**DO THIS:** Work through the listing below and count the lines that hold "began". Answer with the number alone.

**DATASET EXTRACT:**
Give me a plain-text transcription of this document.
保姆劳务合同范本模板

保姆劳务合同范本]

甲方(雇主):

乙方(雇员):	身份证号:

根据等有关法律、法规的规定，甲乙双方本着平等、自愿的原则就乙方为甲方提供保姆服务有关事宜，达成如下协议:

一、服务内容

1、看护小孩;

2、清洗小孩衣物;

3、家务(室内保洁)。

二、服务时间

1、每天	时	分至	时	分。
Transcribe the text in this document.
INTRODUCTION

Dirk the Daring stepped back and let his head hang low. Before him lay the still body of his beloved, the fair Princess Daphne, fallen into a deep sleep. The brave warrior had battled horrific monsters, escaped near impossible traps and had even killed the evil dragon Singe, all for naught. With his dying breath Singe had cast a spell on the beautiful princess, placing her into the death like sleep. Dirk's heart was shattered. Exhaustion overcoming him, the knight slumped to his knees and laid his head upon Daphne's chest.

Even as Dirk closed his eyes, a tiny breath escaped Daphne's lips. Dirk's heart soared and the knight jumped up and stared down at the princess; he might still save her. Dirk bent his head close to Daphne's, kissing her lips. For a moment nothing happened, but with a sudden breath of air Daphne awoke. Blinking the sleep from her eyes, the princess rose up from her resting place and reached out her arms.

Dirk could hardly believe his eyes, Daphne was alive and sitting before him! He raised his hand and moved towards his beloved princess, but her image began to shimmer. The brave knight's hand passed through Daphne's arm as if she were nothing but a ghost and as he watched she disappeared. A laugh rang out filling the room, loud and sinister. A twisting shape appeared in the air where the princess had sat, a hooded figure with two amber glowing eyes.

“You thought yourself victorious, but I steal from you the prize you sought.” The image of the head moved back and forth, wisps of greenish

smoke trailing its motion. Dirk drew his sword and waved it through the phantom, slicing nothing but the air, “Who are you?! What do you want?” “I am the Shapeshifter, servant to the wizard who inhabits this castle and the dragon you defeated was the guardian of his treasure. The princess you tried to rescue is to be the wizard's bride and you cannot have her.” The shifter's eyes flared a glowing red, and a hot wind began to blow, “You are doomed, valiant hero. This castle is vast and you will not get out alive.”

**RESULT BELOW:** 2